Aim of the task: In the entries that follow, how many lines contain the word "JSON"? Answer with the number only.

[Data items]
------------------------------------

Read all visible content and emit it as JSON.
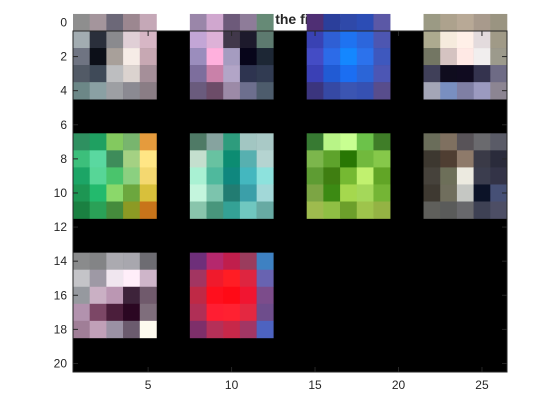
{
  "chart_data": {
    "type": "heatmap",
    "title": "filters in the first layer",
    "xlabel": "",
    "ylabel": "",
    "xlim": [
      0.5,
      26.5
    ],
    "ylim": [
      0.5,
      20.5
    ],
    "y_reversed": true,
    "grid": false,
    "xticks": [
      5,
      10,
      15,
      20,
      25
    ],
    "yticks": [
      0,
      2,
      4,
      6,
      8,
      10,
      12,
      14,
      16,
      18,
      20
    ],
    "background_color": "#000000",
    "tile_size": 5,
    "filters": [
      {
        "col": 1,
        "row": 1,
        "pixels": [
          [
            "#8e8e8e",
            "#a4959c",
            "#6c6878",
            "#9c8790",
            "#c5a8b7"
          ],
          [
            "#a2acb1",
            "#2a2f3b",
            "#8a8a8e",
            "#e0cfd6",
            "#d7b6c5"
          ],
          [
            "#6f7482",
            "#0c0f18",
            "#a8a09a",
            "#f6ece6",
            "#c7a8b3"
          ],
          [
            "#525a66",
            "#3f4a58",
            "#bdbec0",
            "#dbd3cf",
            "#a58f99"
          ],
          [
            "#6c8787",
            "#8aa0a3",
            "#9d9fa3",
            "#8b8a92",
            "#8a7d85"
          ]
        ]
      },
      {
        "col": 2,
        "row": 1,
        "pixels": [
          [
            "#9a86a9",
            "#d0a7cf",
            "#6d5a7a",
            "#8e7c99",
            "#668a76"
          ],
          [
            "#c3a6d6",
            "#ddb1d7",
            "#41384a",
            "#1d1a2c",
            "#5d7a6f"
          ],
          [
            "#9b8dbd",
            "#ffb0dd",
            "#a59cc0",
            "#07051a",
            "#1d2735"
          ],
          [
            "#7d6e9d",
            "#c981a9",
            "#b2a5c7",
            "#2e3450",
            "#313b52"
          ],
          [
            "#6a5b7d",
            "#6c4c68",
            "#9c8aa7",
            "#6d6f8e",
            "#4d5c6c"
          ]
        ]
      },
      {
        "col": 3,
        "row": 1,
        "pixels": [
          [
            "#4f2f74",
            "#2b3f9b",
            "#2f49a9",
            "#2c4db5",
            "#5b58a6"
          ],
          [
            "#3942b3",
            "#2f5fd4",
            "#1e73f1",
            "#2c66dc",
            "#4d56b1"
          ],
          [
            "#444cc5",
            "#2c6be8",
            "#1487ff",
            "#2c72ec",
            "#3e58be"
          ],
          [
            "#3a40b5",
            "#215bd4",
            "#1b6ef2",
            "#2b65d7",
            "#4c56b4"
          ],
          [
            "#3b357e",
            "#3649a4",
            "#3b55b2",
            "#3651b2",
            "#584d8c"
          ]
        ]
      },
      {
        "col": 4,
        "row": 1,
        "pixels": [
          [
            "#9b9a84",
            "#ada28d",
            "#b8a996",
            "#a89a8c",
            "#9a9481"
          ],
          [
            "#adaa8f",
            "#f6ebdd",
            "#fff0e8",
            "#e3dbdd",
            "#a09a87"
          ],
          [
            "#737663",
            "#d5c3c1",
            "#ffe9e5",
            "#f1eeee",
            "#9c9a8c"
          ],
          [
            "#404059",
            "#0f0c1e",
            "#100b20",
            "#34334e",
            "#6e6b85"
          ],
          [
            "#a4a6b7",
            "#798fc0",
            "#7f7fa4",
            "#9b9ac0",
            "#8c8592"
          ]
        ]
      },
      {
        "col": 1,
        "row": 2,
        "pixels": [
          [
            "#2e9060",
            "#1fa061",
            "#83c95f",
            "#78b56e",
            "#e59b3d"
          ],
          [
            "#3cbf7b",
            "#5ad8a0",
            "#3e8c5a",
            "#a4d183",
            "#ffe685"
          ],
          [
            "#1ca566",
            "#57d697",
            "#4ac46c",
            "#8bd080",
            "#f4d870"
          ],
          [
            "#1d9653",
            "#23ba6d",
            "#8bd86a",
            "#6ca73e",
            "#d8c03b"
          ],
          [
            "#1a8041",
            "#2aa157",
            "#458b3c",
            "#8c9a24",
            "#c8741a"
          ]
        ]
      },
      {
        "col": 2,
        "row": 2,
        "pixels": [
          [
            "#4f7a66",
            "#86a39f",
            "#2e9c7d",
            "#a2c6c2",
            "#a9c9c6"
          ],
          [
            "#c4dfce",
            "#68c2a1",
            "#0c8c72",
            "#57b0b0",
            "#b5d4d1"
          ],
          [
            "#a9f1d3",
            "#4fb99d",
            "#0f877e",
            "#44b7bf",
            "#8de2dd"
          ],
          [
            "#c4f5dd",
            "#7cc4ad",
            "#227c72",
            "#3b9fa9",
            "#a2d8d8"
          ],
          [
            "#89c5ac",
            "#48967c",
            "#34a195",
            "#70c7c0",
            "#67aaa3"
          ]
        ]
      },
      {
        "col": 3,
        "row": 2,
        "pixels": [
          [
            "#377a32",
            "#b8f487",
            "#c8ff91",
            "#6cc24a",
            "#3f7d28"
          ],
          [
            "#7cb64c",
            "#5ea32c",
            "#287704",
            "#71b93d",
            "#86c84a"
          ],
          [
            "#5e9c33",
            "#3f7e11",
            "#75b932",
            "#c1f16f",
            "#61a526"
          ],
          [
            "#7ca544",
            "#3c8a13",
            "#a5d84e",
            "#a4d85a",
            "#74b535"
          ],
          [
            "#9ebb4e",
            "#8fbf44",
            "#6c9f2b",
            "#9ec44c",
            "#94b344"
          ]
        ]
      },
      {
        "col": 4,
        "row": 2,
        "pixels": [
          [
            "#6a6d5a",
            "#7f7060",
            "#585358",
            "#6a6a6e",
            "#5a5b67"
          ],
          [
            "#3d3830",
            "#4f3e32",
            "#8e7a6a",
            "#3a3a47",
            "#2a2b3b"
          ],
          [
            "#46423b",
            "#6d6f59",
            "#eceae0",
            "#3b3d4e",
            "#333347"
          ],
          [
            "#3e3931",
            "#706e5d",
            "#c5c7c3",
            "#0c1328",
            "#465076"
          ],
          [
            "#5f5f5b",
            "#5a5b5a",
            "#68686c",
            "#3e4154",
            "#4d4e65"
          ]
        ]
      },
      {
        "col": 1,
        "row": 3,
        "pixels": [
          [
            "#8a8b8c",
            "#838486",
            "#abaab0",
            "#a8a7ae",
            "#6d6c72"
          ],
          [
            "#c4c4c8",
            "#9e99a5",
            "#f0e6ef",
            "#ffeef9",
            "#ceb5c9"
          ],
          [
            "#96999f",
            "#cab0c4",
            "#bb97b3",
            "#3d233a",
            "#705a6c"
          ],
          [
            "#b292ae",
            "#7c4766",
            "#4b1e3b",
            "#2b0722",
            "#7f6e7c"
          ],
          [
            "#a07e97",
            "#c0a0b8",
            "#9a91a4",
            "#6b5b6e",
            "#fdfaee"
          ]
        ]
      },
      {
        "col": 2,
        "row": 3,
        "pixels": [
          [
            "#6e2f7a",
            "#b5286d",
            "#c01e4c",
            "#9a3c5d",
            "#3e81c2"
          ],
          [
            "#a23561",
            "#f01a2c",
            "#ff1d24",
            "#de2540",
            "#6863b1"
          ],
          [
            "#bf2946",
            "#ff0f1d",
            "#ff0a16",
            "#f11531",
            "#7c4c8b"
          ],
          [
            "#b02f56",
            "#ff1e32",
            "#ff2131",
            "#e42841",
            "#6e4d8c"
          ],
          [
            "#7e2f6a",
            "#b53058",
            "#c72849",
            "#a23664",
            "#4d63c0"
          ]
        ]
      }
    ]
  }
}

------------------------------------

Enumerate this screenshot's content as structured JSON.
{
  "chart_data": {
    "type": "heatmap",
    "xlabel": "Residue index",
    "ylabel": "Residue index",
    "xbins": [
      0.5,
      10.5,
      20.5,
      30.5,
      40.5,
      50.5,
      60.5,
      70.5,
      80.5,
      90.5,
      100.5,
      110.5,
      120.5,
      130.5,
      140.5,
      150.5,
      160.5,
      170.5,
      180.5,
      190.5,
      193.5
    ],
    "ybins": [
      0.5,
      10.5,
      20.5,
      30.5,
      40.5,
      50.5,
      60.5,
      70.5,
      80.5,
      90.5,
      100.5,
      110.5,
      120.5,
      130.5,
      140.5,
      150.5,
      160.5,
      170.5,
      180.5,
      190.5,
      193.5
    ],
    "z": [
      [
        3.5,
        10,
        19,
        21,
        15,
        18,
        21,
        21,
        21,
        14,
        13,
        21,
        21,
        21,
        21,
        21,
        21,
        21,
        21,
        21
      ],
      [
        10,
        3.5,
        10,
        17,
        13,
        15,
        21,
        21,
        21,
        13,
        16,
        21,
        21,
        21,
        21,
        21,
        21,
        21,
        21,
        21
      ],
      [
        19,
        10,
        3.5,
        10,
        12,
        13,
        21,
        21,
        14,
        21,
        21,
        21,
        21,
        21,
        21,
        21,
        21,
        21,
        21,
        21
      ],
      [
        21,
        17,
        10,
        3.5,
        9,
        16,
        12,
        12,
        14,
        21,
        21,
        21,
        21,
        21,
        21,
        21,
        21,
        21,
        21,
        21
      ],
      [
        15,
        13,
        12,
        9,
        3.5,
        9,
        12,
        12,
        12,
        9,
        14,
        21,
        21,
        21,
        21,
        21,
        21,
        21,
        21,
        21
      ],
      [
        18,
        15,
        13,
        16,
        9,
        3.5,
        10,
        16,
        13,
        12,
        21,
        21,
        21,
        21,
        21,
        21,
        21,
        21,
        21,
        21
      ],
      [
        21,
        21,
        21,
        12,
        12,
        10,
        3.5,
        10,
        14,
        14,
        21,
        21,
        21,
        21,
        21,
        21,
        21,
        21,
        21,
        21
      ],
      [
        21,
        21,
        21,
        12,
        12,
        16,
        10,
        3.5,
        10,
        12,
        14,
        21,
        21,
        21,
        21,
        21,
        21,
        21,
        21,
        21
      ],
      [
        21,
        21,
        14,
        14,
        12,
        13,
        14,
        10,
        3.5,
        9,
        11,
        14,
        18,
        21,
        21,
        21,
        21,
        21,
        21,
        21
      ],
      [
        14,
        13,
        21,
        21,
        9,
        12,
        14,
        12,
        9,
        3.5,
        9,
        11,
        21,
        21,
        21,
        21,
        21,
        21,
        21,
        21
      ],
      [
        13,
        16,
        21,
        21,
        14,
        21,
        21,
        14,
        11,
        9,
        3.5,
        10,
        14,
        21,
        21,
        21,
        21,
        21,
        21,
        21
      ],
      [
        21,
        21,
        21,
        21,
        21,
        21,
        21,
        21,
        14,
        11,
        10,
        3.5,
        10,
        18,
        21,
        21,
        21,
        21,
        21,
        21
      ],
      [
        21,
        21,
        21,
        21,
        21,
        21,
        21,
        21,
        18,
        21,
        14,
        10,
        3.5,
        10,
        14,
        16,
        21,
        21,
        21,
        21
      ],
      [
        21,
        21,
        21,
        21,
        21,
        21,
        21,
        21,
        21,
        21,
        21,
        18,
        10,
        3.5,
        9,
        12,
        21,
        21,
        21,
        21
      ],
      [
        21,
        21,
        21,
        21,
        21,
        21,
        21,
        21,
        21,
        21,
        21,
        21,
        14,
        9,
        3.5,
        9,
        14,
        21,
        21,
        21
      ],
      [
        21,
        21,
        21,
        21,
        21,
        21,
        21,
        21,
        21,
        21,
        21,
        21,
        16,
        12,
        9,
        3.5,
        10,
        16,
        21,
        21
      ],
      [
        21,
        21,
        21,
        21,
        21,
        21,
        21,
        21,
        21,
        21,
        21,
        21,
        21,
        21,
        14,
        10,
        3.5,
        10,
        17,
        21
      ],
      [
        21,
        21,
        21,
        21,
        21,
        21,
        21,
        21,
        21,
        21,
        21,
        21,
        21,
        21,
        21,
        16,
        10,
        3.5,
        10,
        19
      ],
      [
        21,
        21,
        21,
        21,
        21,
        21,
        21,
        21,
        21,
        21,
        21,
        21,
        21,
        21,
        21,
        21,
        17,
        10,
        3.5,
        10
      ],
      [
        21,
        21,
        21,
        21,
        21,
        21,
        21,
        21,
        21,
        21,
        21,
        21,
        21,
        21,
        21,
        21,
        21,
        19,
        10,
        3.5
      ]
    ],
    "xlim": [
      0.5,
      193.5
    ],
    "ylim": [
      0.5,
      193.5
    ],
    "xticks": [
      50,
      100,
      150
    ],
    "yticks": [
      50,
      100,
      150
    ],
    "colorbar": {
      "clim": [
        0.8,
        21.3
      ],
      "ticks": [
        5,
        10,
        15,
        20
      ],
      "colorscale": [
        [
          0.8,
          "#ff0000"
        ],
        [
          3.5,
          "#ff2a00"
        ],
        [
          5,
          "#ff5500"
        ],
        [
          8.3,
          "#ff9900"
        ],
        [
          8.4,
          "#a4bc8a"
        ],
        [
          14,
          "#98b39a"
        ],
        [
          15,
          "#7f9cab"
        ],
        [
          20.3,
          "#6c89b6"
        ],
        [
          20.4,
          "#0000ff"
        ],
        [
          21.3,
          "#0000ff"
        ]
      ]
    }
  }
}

------------------------------------

Final result: 2